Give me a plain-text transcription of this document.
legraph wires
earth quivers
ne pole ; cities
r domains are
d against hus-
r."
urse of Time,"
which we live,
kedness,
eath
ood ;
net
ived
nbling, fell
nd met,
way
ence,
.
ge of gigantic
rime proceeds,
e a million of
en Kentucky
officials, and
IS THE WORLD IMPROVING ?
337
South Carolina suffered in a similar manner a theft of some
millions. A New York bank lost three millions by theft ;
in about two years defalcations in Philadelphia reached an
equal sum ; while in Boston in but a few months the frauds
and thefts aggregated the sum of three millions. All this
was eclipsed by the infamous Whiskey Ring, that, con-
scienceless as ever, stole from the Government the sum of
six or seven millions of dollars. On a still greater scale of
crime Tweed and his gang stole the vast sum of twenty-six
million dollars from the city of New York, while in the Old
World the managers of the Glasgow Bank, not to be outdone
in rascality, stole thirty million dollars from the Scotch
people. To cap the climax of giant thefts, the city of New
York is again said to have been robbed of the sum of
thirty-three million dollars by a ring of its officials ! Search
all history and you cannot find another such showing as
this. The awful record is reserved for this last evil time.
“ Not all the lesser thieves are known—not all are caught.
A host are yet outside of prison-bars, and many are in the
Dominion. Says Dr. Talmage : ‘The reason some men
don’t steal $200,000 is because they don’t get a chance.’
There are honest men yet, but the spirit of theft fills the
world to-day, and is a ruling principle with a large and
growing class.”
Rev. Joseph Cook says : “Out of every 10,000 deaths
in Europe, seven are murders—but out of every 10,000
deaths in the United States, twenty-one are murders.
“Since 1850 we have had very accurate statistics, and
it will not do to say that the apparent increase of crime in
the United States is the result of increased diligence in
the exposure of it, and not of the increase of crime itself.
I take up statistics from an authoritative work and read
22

====

= Job =
Scan the material above. Copy each line that holds the word "York".

= Solution below =
millions. A New York bank lost three millions by theft ;
million dollars from the city of New York, while in the Old
York is again said to have been robbed of the sum of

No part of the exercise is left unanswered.